◆ **Artigo**
━━━━━━━━━━━━━━━━━━━━━━━━━━━━━━

Regionalizar continua a ser um verbo difícil de declinar por grande parte daqueles que comandam o país a partir da capital. Nesta legislatura, Governo e maior partido da Oposição uniram-se em torno da definição de um pacote de medidas de descentralização. Anteontem, o presidente da República promulgou 11 diplomas a esse nível com o aviso de que há eleições legislativas em 2019, "o que permite aos autarcas, partidos políticos e, sobretudo, ao povo português, através do voto, terem uma oportunidade de expressar a sua opinião sobre a presente matéria". Na Assembleia da República, criou-se mesmo uma Comissão Independente para a Descentralização que está encarregue de fazer uma profunda avaliação sobre a organização e funções do Estado e propor um programa de desconcentração da localização de entidades e serviços públicos. Até agora, trabalhou-se no plano das boas intenções, mas fez-se muito pouco em prol de um país mais equilibrado, mais descentralizador, mais democrático. E isso deveria preocupar-nos. Muito.
Advogam os opositores da regionalização que o processo pode aumentar a despesa pública e que o país é pequeno, carente de elites políticas capazes de tomar conta de um maior número de instituições e demasiado vulnerável a "jobs for the boys"... Até certo ponto, assim é. No entanto, há que equacionar igualmente o lento desenvolvimento de certas regiões, a crescente falta de coesão territorial, os contínuos movimentos do interior para o litoral, os contextos de colossais desigualdades de oportunidades em que vivem os portugueses...
É tempo de fazer uma revolução. Os decisores políticos não podem assobiar para o lado enquanto estendem uma mão cheia de medidas que pouco valem. O país real não pode aceitar isso. Há, de uma vez por todas, que pensar de forma articulada no desenvolvimento das diferentes regiões do país que tantas potencialidades tem.

━━━━━━━━━━━━━━━━━━━━━━━━━━━━━━

◆ **Dados registados**
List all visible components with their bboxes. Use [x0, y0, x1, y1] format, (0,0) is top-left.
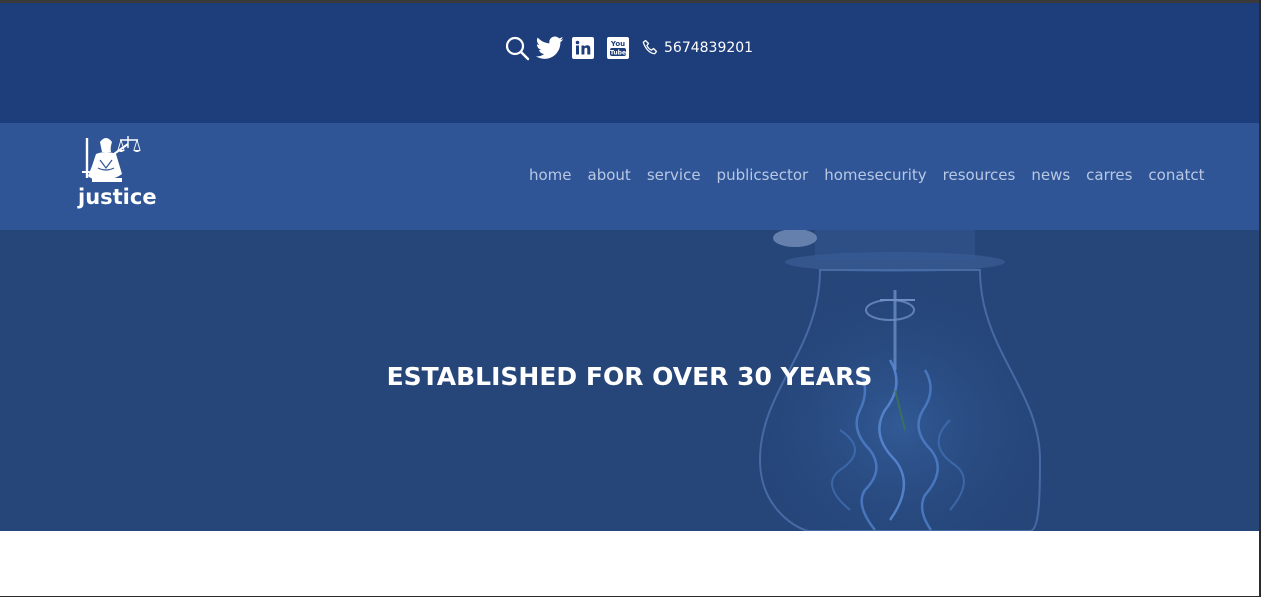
- nav-home[interactable]: home: [529, 166, 572, 184]
- content-area: [0, 531, 1259, 596]
- nav-news[interactable]: news: [1031, 166, 1070, 184]
- phone-icon: [642, 39, 660, 57]
- logo-text: justice: [78, 185, 157, 209]
- nav-resources[interactable]: resources: [943, 166, 1016, 184]
- svg-text:You: You: [610, 40, 625, 48]
- phone-number[interactable]: 5674839201: [664, 40, 753, 56]
- top-bar: You Tube 5674839201: [0, 3, 1259, 123]
- svg-text:Tube: Tube: [610, 50, 626, 57]
- nav-homesecurity[interactable]: homesecurity: [824, 166, 926, 184]
- linkedin-icon[interactable]: [572, 37, 594, 59]
- nav-publicsector[interactable]: publicsector: [717, 166, 809, 184]
- main-nav: home about service publicsector homesecu…: [529, 166, 1205, 184]
- lady-justice-icon: [82, 136, 141, 182]
- hero-banner: ESTABLISHED FOR OVER 30 YEARS: [0, 230, 1259, 531]
- navbar: justice home about service publicsector …: [0, 123, 1259, 230]
- hero-title: ESTABLISHED FOR OVER 30 YEARS: [386, 362, 873, 391]
- top-bar-row: You Tube 5674839201: [504, 34, 753, 62]
- nav-conatct[interactable]: conatct: [1148, 166, 1204, 184]
- nav-service[interactable]: service: [647, 166, 701, 184]
- search-icon[interactable]: [504, 35, 530, 61]
- justice-logo[interactable]: justice: [78, 134, 158, 214]
- nav-carres[interactable]: carres: [1086, 166, 1132, 184]
- twitter-icon[interactable]: [536, 36, 564, 60]
- nav-about[interactable]: about: [588, 166, 631, 184]
- youtube-icon[interactable]: You Tube: [607, 37, 629, 59]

━━━━━━━━━━━━━━━━━━━━━━━━━━━━━━

◆ **Tarefas a realizar**
- a) Segundo o artigo sobre a regionalização, quantos diplomas de descentralização promulgou o presidente da República?
- b) Prossiga o artigo sobre a regionalização a partir da última frase.

◆ **Resultados**
- a) 11 diplomas.

- b)
Pela minha parte, olho com grande expectativa para a Comissão Independente para a Descentralização e para os programas eleitorais que os diferentes partidos vão apresentar nas próximas eleições legislativas e que começam agora a ser trabalhados nas sedes partidárias. Um conselho: saiam dos gabinetes onde esboçam essas propostas e suspendam reuniões de trabalho que se enchem com os confrades do costume que olham para o país real através de estatísticas ou de noticiários que falam de uma realidade que sobressai em momentos mais disruptivos. Vão ao encontro das pessoas que moram em diferentes zonas do país e que aí instalaram empresas bem-sucedidas, desenvolveram investigações de referência internacional ou criaram projetos inovadores em diferentes áreas ou, simplesmente, estão aí a batalhar por uma oportunidade que a burocracia centralizadora vai obstaculizando... e oiçam o que essa gente tem para dizer.
No atual contexto político é difícil reabilitar a regionalização, mas é muito oportuno abrir um debate em torno da descentralização. É preciso reivindicar a presença de instituições com mais centralidade nas diferentes regiões do país, impor outras competências para o poder local e exigir políticas públicas que, a nível central, olhem efetivamente para as regiões. E, claro, esperar que tudo isso se faça de modo articulado com aqueles que habitam esses territórios. Como é óbvio.